» **PROVIDED RECORDS**:
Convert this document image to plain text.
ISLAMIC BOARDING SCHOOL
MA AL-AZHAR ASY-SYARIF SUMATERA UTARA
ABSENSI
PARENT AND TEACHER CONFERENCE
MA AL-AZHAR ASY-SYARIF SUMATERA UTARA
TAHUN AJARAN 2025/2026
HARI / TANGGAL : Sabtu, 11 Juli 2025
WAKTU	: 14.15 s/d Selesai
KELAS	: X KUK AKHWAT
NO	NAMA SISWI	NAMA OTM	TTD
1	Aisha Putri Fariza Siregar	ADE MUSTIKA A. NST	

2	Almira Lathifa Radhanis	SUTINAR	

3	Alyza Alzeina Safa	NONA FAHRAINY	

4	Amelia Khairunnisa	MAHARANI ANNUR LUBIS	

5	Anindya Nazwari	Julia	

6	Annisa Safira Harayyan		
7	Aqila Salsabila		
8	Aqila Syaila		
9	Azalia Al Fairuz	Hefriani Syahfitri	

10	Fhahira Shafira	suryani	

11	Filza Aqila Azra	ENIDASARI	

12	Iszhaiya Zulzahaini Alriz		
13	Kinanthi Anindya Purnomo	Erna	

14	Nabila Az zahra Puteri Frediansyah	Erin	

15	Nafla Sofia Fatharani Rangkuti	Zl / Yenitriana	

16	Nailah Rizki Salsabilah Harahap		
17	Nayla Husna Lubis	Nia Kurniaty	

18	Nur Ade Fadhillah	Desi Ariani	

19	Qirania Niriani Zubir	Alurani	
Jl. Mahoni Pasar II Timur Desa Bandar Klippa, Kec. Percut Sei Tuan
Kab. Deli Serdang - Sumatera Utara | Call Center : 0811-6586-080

» **EXERCISE INSTRUCTIONS**:
Type out all of the material again, word for word.

» **FULL SOLUTION**:
Convert this document image to plain text.
ISLAMIC BOARDING SCHOOL
MA AL-AZHAR ASY-SYARIF SUMATERA UTARA
ABSENSI
PARENT AND TEACHER CONFERENCE
MA AL-AZHAR ASY-SYARIF SUMATERA UTARA
TAHUN AJARAN 2025/2026
HARI / TANGGAL : Sabtu, 11 Juli 2025
WAKTU	: 14.15 s/d Selesai
KELAS	: X KUK AKHWAT
NO	NAMA SISWI	NAMA OTM	TTD
1	Aisha Putri Fariza Siregar	ADE MUSTIKA A. NST	

2	Almira Lathifa Radhanis	SUTINAR	

3	Alyza Alzeina Safa	NONA FAHRAINY	

4	Amelia Khairunnisa	MAHARANI ANNUR LUBIS	

5	Anindya Nazwari	Julia	

6	Annisa Safira Harayyan		
7	Aqila Salsabila		
8	Aqila Syaila		
9	Azalia Al Fairuz	Hefriani Syahfitri	

10	Fhahira Shafira	suryani	

11	Filza Aqila Azra	ENIDASARI	

12	Iszhaiya Zulzahaini Alriz		
13	Kinanthi Anindya Purnomo	Erna	

14	Nabila Az zahra Puteri Frediansyah	Erin	

15	Nafla Sofia Fatharani Rangkuti	Zl / Yenitriana	

16	Nailah Rizki Salsabilah Harahap		
17	Nayla Husna Lubis	Nia Kurniaty	

18	Nur Ade Fadhillah	Desi Ariani	

19	Qirania Niriani Zubir	Alurani	
Jl. Mahoni Pasar II Timur Desa Bandar Klippa, Kec. Percut Sei Tuan
Kab. Deli Serdang - Sumatera Utara | Call Center : 0811-6586-080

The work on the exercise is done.